_Short problem_
Reproduce as a numbered list every line of the records starting at the very first line and ending at the line containing "y-tick-label: 55 (7, 322, 16, 330)", both included, and omit any blank lines.

• • •

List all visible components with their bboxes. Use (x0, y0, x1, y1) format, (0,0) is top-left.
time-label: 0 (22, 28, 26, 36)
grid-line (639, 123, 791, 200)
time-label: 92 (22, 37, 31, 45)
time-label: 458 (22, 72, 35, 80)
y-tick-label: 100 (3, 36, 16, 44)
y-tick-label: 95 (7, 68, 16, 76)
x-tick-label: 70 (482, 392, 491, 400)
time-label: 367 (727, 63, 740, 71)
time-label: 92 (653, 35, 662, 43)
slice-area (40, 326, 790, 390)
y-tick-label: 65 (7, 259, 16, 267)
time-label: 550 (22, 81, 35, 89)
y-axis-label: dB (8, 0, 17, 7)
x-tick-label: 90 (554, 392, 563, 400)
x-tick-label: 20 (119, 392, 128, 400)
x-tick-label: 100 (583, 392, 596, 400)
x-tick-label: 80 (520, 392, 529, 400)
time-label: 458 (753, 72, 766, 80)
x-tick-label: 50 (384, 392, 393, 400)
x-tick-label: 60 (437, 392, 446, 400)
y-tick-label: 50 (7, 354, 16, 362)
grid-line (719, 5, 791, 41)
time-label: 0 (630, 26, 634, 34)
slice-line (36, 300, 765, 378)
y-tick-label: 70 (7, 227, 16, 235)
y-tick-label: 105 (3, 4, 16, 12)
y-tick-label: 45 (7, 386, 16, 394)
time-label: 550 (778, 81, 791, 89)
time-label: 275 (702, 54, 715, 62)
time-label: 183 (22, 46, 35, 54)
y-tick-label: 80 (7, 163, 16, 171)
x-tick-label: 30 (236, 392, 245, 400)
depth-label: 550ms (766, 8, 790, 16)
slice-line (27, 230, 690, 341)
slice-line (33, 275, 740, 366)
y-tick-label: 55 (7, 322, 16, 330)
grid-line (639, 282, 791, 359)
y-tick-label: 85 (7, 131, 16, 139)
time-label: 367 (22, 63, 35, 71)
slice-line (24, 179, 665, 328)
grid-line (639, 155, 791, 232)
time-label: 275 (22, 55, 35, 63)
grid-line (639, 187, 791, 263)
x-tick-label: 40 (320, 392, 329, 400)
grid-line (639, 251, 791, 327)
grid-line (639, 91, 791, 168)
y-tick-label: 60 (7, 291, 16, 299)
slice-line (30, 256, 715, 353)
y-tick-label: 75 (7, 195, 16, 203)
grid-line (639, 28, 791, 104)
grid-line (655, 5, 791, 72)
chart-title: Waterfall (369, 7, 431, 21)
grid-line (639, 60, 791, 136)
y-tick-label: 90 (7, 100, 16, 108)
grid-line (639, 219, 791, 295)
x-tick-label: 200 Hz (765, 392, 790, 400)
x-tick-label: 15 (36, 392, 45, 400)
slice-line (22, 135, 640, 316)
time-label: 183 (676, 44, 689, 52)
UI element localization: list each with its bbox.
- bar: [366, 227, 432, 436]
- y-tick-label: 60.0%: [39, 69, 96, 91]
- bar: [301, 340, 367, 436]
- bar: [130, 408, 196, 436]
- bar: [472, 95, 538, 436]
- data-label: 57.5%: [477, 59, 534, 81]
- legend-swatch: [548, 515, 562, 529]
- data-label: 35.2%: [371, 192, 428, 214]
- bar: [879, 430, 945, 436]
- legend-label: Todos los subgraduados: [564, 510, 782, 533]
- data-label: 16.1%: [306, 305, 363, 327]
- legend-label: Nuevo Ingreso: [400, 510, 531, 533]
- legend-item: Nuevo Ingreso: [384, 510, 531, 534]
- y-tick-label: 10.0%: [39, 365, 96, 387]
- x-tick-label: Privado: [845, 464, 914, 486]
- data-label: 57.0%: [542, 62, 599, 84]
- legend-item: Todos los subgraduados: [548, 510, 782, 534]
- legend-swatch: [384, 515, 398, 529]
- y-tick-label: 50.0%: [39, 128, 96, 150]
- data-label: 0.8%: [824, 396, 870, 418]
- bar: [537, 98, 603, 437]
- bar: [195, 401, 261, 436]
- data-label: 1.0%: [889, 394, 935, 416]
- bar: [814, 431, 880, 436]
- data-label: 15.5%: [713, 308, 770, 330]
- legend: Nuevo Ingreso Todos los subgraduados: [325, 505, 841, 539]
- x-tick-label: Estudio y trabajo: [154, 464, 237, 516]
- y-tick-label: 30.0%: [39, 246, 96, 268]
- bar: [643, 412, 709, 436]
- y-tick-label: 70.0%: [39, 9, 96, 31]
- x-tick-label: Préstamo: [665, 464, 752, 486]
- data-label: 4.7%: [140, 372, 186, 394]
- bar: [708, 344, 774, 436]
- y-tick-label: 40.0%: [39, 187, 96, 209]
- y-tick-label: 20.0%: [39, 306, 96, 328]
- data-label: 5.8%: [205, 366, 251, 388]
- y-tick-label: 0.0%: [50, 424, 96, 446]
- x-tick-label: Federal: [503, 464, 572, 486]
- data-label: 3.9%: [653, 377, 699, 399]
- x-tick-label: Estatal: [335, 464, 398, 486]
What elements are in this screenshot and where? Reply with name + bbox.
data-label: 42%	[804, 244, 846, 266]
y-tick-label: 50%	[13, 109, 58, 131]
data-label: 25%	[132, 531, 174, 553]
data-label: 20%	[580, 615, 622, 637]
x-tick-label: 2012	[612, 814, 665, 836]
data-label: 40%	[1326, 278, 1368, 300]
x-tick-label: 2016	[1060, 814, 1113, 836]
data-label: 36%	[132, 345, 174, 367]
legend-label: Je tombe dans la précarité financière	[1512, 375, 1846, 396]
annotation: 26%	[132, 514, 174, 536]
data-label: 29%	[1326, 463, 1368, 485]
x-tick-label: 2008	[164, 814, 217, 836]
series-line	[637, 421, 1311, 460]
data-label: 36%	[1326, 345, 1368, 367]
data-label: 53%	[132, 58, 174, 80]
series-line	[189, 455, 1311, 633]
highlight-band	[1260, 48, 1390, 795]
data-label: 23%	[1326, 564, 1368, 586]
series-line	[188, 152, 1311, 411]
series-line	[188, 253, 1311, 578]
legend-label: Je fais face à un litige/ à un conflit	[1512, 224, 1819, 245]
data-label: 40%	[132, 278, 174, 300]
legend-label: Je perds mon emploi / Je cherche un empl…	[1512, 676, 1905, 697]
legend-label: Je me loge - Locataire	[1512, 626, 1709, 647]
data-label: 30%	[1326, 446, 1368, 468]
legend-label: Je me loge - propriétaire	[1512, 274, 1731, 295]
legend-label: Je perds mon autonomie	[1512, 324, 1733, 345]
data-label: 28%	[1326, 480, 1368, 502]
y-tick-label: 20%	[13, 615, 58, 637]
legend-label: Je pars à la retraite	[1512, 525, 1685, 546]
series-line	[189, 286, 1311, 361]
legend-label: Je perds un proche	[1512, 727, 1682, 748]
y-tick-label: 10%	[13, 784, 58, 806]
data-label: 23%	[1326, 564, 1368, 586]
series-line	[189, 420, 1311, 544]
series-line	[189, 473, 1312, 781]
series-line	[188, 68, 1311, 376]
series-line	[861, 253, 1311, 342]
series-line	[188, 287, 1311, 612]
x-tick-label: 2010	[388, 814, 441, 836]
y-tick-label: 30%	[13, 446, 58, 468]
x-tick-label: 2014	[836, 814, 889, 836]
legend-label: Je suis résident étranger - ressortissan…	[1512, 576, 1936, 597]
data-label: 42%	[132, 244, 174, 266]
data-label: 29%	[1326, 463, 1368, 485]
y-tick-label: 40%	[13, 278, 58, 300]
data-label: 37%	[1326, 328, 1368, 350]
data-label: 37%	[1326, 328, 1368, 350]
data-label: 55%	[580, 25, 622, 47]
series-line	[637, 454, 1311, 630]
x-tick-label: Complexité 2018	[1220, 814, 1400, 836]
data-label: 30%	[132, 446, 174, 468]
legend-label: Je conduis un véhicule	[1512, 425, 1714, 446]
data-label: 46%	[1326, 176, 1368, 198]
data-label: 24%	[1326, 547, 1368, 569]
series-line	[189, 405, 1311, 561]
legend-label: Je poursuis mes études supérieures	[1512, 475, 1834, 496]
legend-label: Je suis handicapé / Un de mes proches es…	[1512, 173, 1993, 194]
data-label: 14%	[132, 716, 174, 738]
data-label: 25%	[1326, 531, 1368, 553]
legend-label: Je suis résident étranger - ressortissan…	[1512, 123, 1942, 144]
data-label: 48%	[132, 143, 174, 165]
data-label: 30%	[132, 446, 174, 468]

• • •

_Answer to the exercise_
1. List all visible components with their bboxes. Use (x0, y0, x1, y1) format, (0,0) is top-left.
2. time-label: 0 (22, 28, 26, 36)
3. grid-line (639, 123, 791, 200)
4. time-label: 92 (22, 37, 31, 45)
5. time-label: 458 (22, 72, 35, 80)
6. y-tick-label: 100 (3, 36, 16, 44)
7. y-tick-label: 95 (7, 68, 16, 76)
8. x-tick-label: 70 (482, 392, 491, 400)
9. time-label: 367 (727, 63, 740, 71)
10. time-label: 92 (653, 35, 662, 43)
11. slice-area (40, 326, 790, 390)
12. y-tick-label: 65 (7, 259, 16, 267)
13. time-label: 550 (22, 81, 35, 89)
14. y-axis-label: dB (8, 0, 17, 7)
15. x-tick-label: 90 (554, 392, 563, 400)
16. x-tick-label: 20 (119, 392, 128, 400)
17. x-tick-label: 100 (583, 392, 596, 400)
18. x-tick-label: 80 (520, 392, 529, 400)
19. time-label: 458 (753, 72, 766, 80)
20. x-tick-label: 50 (384, 392, 393, 400)
21. x-tick-label: 60 (437, 392, 446, 400)
22. y-tick-label: 50 (7, 354, 16, 362)
23. grid-line (719, 5, 791, 41)
24. time-label: 0 (630, 26, 634, 34)
25. slice-line (36, 300, 765, 378)
26. y-tick-label: 70 (7, 227, 16, 235)
27. y-tick-label: 105 (3, 4, 16, 12)
28. y-tick-label: 45 (7, 386, 16, 394)
29. time-label: 550 (778, 81, 791, 89)
30. time-label: 275 (702, 54, 715, 62)
31. time-label: 183 (22, 46, 35, 54)
32. y-tick-label: 80 (7, 163, 16, 171)
33. x-tick-label: 30 (236, 392, 245, 400)
34. depth-label: 550ms (766, 8, 790, 16)
35. slice-line (27, 230, 690, 341)
36. slice-line (33, 275, 740, 366)
37. y-tick-label: 55 (7, 322, 16, 330)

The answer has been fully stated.